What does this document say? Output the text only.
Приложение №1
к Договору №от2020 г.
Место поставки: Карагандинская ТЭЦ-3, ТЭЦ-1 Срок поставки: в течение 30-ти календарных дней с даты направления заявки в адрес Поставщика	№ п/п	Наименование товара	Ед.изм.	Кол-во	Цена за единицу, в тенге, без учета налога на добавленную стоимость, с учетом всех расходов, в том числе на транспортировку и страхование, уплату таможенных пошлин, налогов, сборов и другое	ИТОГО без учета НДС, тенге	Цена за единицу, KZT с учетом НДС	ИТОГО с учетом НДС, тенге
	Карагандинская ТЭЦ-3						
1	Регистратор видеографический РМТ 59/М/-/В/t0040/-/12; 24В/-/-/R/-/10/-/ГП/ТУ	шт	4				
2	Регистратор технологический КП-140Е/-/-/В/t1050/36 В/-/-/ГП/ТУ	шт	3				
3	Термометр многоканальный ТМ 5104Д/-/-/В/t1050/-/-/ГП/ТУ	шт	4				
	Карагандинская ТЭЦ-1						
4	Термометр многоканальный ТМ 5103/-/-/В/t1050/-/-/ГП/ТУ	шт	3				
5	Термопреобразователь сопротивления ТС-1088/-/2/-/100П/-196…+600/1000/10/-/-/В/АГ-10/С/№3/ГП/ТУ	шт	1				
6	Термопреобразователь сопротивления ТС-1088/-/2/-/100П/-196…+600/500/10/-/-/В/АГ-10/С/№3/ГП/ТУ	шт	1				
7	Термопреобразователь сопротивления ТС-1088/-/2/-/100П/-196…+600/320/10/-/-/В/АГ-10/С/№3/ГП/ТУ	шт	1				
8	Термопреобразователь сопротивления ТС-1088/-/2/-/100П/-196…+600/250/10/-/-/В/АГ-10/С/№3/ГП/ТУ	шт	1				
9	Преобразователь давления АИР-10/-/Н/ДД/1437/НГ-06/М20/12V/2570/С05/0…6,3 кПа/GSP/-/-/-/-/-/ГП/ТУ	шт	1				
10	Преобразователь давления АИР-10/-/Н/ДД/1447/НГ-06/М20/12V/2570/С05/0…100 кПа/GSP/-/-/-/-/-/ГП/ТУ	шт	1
********************
### Problem description
Restate each record exactly as written.

### Result of the task
What does this document say? Output the text only.
Приложение №1
к Договору №от2020 г.
Место поставки: Карагандинская ТЭЦ-3, ТЭЦ-1 Срок поставки: в течение 30-ти календарных дней с даты направления заявки в адрес Поставщика	№ п/п	Наименование товара	Ед.изм.	Кол-во	Цена за единицу, в тенге, без учета налога на добавленную стоимость, с учетом всех расходов, в том числе на транспортировку и страхование, уплату таможенных пошлин, налогов, сборов и другое	ИТОГО без учета НДС, тенге	Цена за единицу, KZT с учетом НДС	ИТОГО с учетом НДС, тенге
	Карагандинская ТЭЦ-3						
1	Регистратор видеографический РМТ 59/М/-/В/t0040/-/12; 24В/-/-/R/-/10/-/ГП/ТУ	шт	4				
2	Регистратор технологический КП-140Е/-/-/В/t1050/36 В/-/-/ГП/ТУ	шт	3				
3	Термометр многоканальный ТМ 5104Д/-/-/В/t1050/-/-/ГП/ТУ	шт	4				
	Карагандинская ТЭЦ-1						
4	Термометр многоканальный ТМ 5103/-/-/В/t1050/-/-/ГП/ТУ	шт	3				
5	Термопреобразователь сопротивления ТС-1088/-/2/-/100П/-196…+600/1000/10/-/-/В/АГ-10/С/№3/ГП/ТУ	шт	1				
6	Термопреобразователь сопротивления ТС-1088/-/2/-/100П/-196…+600/500/10/-/-/В/АГ-10/С/№3/ГП/ТУ	шт	1				
7	Термопреобразователь сопротивления ТС-1088/-/2/-/100П/-196…+600/320/10/-/-/В/АГ-10/С/№3/ГП/ТУ	шт	1				
8	Термопреобразователь сопротивления ТС-1088/-/2/-/100П/-196…+600/250/10/-/-/В/АГ-10/С/№3/ГП/ТУ	шт	1				
9	Преобразователь давления АИР-10/-/Н/ДД/1437/НГ-06/М20/12V/2570/С05/0…6,3 кПа/GSP/-/-/-/-/-/ГП/ТУ	шт	1				
10	Преобразователь давления АИР-10/-/Н/ДД/1447/НГ-06/М20/12V/2570/С05/0…100 кПа/GSP/-/-/-/-/-/ГП/ТУ	шт	1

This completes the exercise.